Excerpt from a dataset:

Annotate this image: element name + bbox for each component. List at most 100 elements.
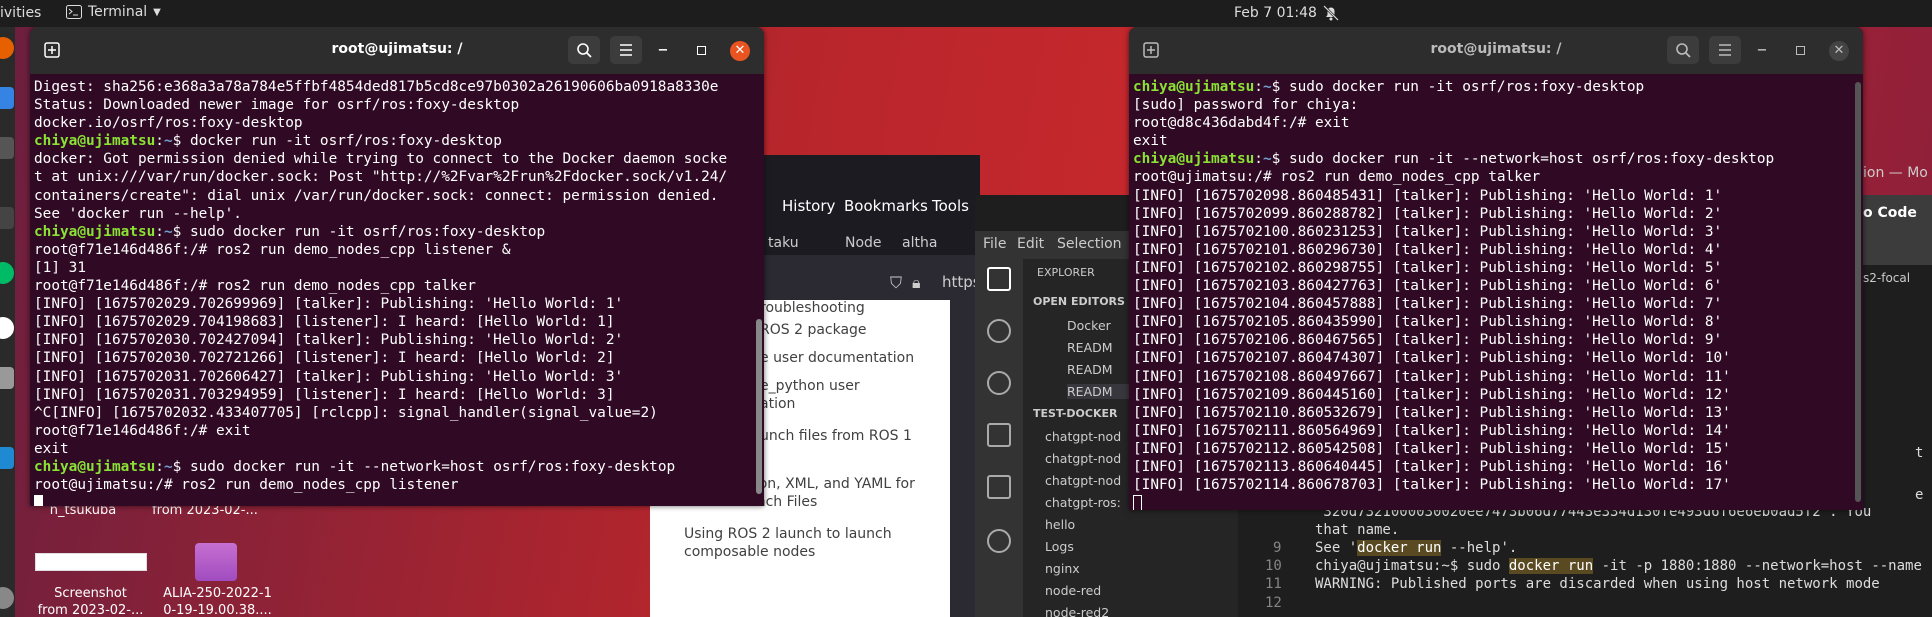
source-control-icon[interactable]	[987, 371, 1011, 395]
search-button[interactable]	[568, 36, 600, 64]
toc-link[interactable]: e_python user	[760, 378, 860, 394]
minimize-button[interactable]: −	[653, 41, 673, 61]
image-file-icon[interactable]	[195, 543, 237, 581]
folder-item[interactable]: hello	[1045, 517, 1075, 532]
folder-item[interactable]: chatgpt-nod	[1045, 451, 1121, 466]
terminal-app-icon[interactable]	[0, 207, 14, 229]
app-icon[interactable]	[0, 87, 14, 109]
open-editors-header[interactable]: OPEN EDITORS	[1033, 295, 1125, 308]
terminal-titlebar[interactable]: root@ujimatsu: / − ✕	[30, 27, 764, 74]
activities-button[interactable]: ivities	[0, 5, 41, 21]
prompt-user: chiya@ujimatsu	[1133, 79, 1255, 95]
vscode-tab[interactable]: o Code	[1863, 205, 1917, 221]
app-icon[interactable]	[0, 367, 14, 389]
scrollbar[interactable]	[1855, 82, 1861, 502]
prompt-path: ~	[1262, 151, 1272, 168]
clock[interactable]: Feb 7 01:48	[1234, 5, 1317, 21]
terminal-text: [INFO] [1675702106.860467565] [talker]: …	[1133, 332, 1723, 349]
terminal-output[interactable]: chiya@ujimatsu:~$ sudo docker run -it os…	[1129, 74, 1863, 510]
open-editor-item[interactable]: READM	[1067, 362, 1113, 377]
desktop-icon-label[interactable]: from 2023-02-...	[28, 603, 153, 617]
terminal-line: [INFO] [1675702110.860532679] [talker]: …	[1133, 404, 1859, 422]
close-button[interactable]: ✕	[1829, 41, 1849, 61]
line-number: 12	[1265, 595, 1282, 611]
code-line: WARNING: Published ports are discarded w…	[1315, 576, 1880, 592]
menu-selection[interactable]: Selection	[1057, 236, 1122, 252]
minimize-button[interactable]: −	[1752, 41, 1772, 61]
toc-link[interactable]: ation	[760, 396, 795, 412]
app-menu[interactable]: Terminal ▼	[66, 4, 161, 20]
shield-icon[interactable]: ⛉	[890, 273, 902, 293]
folder-item[interactable]: chatgpt-ros:	[1045, 495, 1121, 510]
toc-link[interactable]: Using ROS 2 launch to launch	[684, 526, 892, 542]
terminal-window-right[interactable]: root@ujimatsu: / − ✕ chiya@ujimatsu:~$ s…	[1129, 27, 1863, 510]
terminal-line: [INFO] [1675702111.860564969] [talker]: …	[1133, 422, 1859, 440]
terminal-line: [sudo] password for chiya:	[1133, 96, 1859, 114]
folder-item[interactable]: Logs	[1045, 539, 1074, 554]
folder-item[interactable]: node-red2	[1045, 605, 1109, 617]
vscode-icon[interactable]	[0, 447, 14, 469]
open-editor-item[interactable]: Docker	[1067, 318, 1111, 333]
close-button[interactable]: ✕	[730, 41, 750, 61]
terminal-line: [INFO] [1675702113.860640445] [talker]: …	[1133, 458, 1859, 476]
desktop-icon-label[interactable]: Screenshot	[28, 586, 153, 601]
workspace-header[interactable]: TEST-DOCKER	[1033, 407, 1117, 420]
toc-link[interactable]: ROS 2 package	[760, 322, 867, 338]
folder-item[interactable]: nginx	[1045, 561, 1080, 576]
vscode-tab[interactable]: s2-focal	[1863, 271, 1910, 285]
terminal-line: ^C[INFO] [1675702032.433407705] [rclcpp]…	[34, 404, 760, 422]
text-cursor	[34, 495, 43, 506]
terminal-line: exit	[34, 440, 760, 458]
screenshot-thumbnail[interactable]	[35, 553, 147, 571]
folder-item[interactable]: chatgpt-nod	[1045, 429, 1121, 444]
menu-bookmarks[interactable]: Bookmarks	[844, 197, 928, 215]
desktop-icon-label[interactable]: ALIA-250-2022-1	[155, 586, 280, 601]
menu-tools[interactable]: Tools	[932, 197, 969, 215]
browser-tab[interactable]: taku	[768, 235, 799, 251]
search-icon[interactable]	[987, 319, 1011, 343]
docker-icon[interactable]	[987, 529, 1011, 553]
browser-tab[interactable]: altha	[902, 235, 937, 251]
terminal-line	[1133, 494, 1859, 510]
scrollbar[interactable]	[756, 319, 762, 494]
terminal-text: [INFO] [1675702103.860427763] [talker]: …	[1133, 278, 1723, 295]
terminal-window-left[interactable]: root@ujimatsu: / − ✕ Digest: sha256:e368…	[30, 27, 764, 506]
files-icon[interactable]	[987, 267, 1011, 291]
toc-link[interactable]: unch files from ROS 1	[760, 428, 912, 444]
app-icon[interactable]	[0, 317, 14, 339]
terminal-output[interactable]: Digest: sha256:e368a3a78a784e5ffbf4854de…	[30, 74, 764, 506]
extensions-icon[interactable]	[987, 475, 1011, 499]
desktop-icon-label[interactable]: 0-19-19.00.38....	[155, 603, 280, 617]
search-button[interactable]	[1667, 36, 1699, 64]
app-icon[interactable]	[0, 262, 14, 284]
terminal-text: root@d8c436dabd4f:/# exit	[1133, 115, 1350, 132]
open-editor-item[interactable]: READM	[1067, 340, 1113, 355]
browser-tab[interactable]: Node	[845, 235, 882, 251]
terminal-text: [INFO] [1675702031.703294959] [listener]…	[34, 386, 615, 403]
folder-item[interactable]: node-red	[1045, 583, 1101, 598]
line-number: 9	[1273, 540, 1282, 556]
terminal-titlebar[interactable]: root@ujimatsu: / − ✕	[1129, 27, 1863, 74]
app-icon[interactable]	[0, 137, 14, 159]
maximize-button[interactable]	[1790, 41, 1810, 61]
lock-icon: 🔒︎	[912, 273, 921, 292]
terminal-text: [INFO] [1675702098.860485431] [talker]: …	[1133, 187, 1723, 204]
menu-edit[interactable]: Edit	[1017, 236, 1044, 252]
firefox-icon[interactable]	[0, 37, 14, 59]
bell-off-icon[interactable]	[1322, 4, 1340, 22]
terminal-text: root@ujimatsu:/# ros2 run demo_nodes_cpp…	[1133, 169, 1541, 186]
toc-link[interactable]: roubleshooting	[760, 300, 865, 316]
menu-button[interactable]	[610, 36, 642, 64]
menu-file[interactable]: File	[983, 236, 1006, 252]
terminal-line: [INFO] [1675702114.860678703] [talker]: …	[1133, 476, 1859, 494]
folder-item[interactable]: chatgpt-nod	[1045, 473, 1121, 488]
app-icon[interactable]	[0, 587, 14, 609]
toc-link[interactable]: composable nodes	[684, 544, 815, 560]
maximize-button[interactable]	[691, 41, 711, 61]
menu-history[interactable]: History	[782, 197, 835, 215]
menu-button[interactable]	[1709, 36, 1741, 64]
toc-link[interactable]: e user documentation	[760, 350, 914, 366]
terminal-text: :	[155, 133, 164, 150]
terminal-line: root@f71e146d486f:/# ros2 run demo_nodes…	[34, 277, 760, 295]
run-debug-icon[interactable]	[987, 423, 1011, 447]
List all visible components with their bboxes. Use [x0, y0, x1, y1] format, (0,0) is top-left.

(What the task asks) Copy out every entry above word for word, leaving out the pictures.

(Task result)
Annotate this image: element name + bbox for each component. List at most 100 elements.
source-control-icon[interactable]	[987, 371, 1011, 395]
search-button[interactable]	[568, 36, 600, 64]
toc-link[interactable]: e_python user	[760, 378, 860, 394]
minimize-button[interactable]: −	[653, 41, 673, 61]
image-file-icon[interactable]	[195, 543, 237, 581]
folder-item[interactable]: hello	[1045, 517, 1075, 532]
folder-item[interactable]: chatgpt-nod	[1045, 451, 1121, 466]
terminal-app-icon[interactable]	[0, 207, 14, 229]
app-icon[interactable]	[0, 87, 14, 109]
open-editors-header[interactable]: OPEN EDITORS	[1033, 295, 1125, 308]
terminal-titlebar[interactable]: root@ujimatsu: / − ✕	[30, 27, 764, 74]
activities-button[interactable]: ivities	[0, 5, 41, 21]
prompt-user: chiya@ujimatsu	[1133, 79, 1255, 95]
vscode-tab[interactable]: o Code	[1863, 205, 1917, 221]
app-icon[interactable]	[0, 367, 14, 389]
scrollbar[interactable]	[1855, 82, 1861, 502]
prompt-path: ~	[1262, 151, 1272, 168]
clock[interactable]: Feb 7 01:48	[1234, 5, 1317, 21]
terminal-text: [INFO] [1675702106.860467565] [talker]: …	[1133, 332, 1723, 349]
terminal-output[interactable]: chiya@ujimatsu:~$ sudo docker run -it os…	[1129, 74, 1863, 510]
open-editor-item[interactable]: READM	[1067, 362, 1113, 377]
desktop-icon-label[interactable]: from 2023-02-...	[28, 603, 153, 617]
terminal-line: [INFO] [1675702110.860532679] [talker]: …	[1133, 404, 1859, 422]
close-button[interactable]: ✕	[1829, 41, 1849, 61]
line-number: 12	[1265, 595, 1282, 611]
code-line: WARNING: Published ports are discarded w…	[1315, 576, 1880, 592]
menu-selection[interactable]: Selection	[1057, 236, 1122, 252]
minimize-button[interactable]: −	[1752, 41, 1772, 61]
toc-link[interactable]: ation	[760, 396, 795, 412]
app-menu[interactable]: Terminal ▼	[66, 4, 161, 20]
shield-icon[interactable]: ⛉	[890, 273, 902, 293]
folder-item[interactable]: chatgpt-ros:	[1045, 495, 1121, 510]
toc-link[interactable]: Using ROS 2 launch to launch	[684, 526, 892, 542]
terminal-window-right[interactable]: root@ujimatsu: / − ✕ chiya@ujimatsu:~$ s…	[1129, 27, 1863, 510]
terminal-line: [INFO] [1675702111.860564969] [talker]: …	[1133, 422, 1859, 440]
terminal-line: [sudo] password for chiya:	[1133, 96, 1859, 114]
folder-item[interactable]: Logs	[1045, 539, 1074, 554]
folder-item[interactable]: node-red2	[1045, 605, 1109, 617]
vscode-icon[interactable]	[0, 447, 14, 469]
open-editor-item[interactable]: Docker	[1067, 318, 1111, 333]
close-button[interactable]: ✕	[730, 41, 750, 61]
terminal-line: [INFO] [1675702113.860640445] [talker]: …	[1133, 458, 1859, 476]
desktop-icon-label[interactable]: Screenshot	[28, 586, 153, 601]
workspace-header[interactable]: TEST-DOCKER	[1033, 407, 1117, 420]
toc-link[interactable]: ROS 2 package	[760, 322, 867, 338]
folder-item[interactable]: nginx	[1045, 561, 1080, 576]
vscode-tab[interactable]: s2-focal	[1863, 271, 1910, 285]
terminal-line: ^C[INFO] [1675702032.433407705] [rclcpp]…	[34, 404, 760, 422]
text-cursor	[34, 495, 43, 506]
terminal-line: exit	[34, 440, 760, 458]
screenshot-thumbnail[interactable]	[35, 553, 147, 571]
folder-item[interactable]: chatgpt-nod	[1045, 429, 1121, 444]
menu-bookmarks[interactable]: Bookmarks	[844, 197, 928, 215]
desktop-icon-label[interactable]: ALIA-250-2022-1	[155, 586, 280, 601]
menu-tools[interactable]: Tools	[932, 197, 969, 215]
browser-tab[interactable]: taku	[768, 235, 799, 251]
search-icon[interactable]	[987, 319, 1011, 343]
docker-icon[interactable]	[987, 529, 1011, 553]
browser-tab[interactable]: altha	[902, 235, 937, 251]
terminal-line	[1133, 494, 1859, 510]
scrollbar[interactable]	[756, 319, 762, 494]
terminal-text: [INFO] [1675702103.860427763] [talker]: …	[1133, 278, 1723, 295]
terminal-window-left[interactable]: root@ujimatsu: / − ✕ Digest: sha256:e368…	[30, 27, 764, 506]
files-icon[interactable]	[987, 267, 1011, 291]
toc-link[interactable]: unch files from ROS 1	[760, 428, 912, 444]
app-icon[interactable]	[0, 317, 14, 339]
terminal-output[interactable]: Digest: sha256:e368a3a78a784e5ffbf4854de…	[30, 74, 764, 506]
extensions-icon[interactable]	[987, 475, 1011, 499]
desktop-icon-label[interactable]: 0-19-19.00.38....	[155, 603, 280, 617]
search-button[interactable]	[1667, 36, 1699, 64]
app-icon[interactable]	[0, 262, 14, 284]
terminal-text: root@d8c436dabd4f:/# exit	[1133, 115, 1350, 132]
open-editor-item[interactable]: READM	[1067, 340, 1113, 355]
browser-tab[interactable]: Node	[845, 235, 882, 251]
terminal-text: [INFO] [1675702031.703294959] [listener]…	[34, 386, 615, 403]
folder-item[interactable]: node-red	[1045, 583, 1101, 598]
line-number: 9	[1273, 540, 1282, 556]
terminal-titlebar[interactable]: root@ujimatsu: / − ✕	[1129, 27, 1863, 74]
app-icon[interactable]	[0, 137, 14, 159]
maximize-button[interactable]	[1790, 41, 1810, 61]
lock-icon: 🔒︎	[912, 273, 921, 292]
terminal-text: [INFO] [1675702098.860485431] [talker]: …	[1133, 187, 1723, 204]
menu-edit[interactable]: Edit	[1017, 236, 1044, 252]
firefox-icon[interactable]	[0, 37, 14, 59]
bell-off-icon[interactable]	[1322, 4, 1340, 22]
terminal-text: root@ujimatsu:/# ros2 run demo_nodes_cpp…	[1133, 169, 1541, 186]
toc-link[interactable]: roubleshooting	[760, 300, 865, 316]
menu-button[interactable]	[610, 36, 642, 64]
menu-file[interactable]: File	[983, 236, 1006, 252]
terminal-line: [INFO] [1675702114.860678703] [talker]: …	[1133, 476, 1859, 494]
folder-item[interactable]: chatgpt-nod	[1045, 473, 1121, 488]
app-icon[interactable]	[0, 587, 14, 609]
toc-link[interactable]: composable nodes	[684, 544, 815, 560]
maximize-button[interactable]	[691, 41, 711, 61]
menu-history[interactable]: History	[782, 197, 835, 215]
menu-button[interactable]	[1709, 36, 1741, 64]
toc-link[interactable]: e user documentation	[760, 350, 914, 366]
terminal-text: :	[155, 133, 164, 150]
terminal-line: root@f71e146d486f:/# ros2 run demo_nodes…	[34, 277, 760, 295]
run-debug-icon[interactable]	[987, 423, 1011, 447]
List all visible components with their bboxes. Use [x0, y0, x1, y1] format, (0,0) is top-left.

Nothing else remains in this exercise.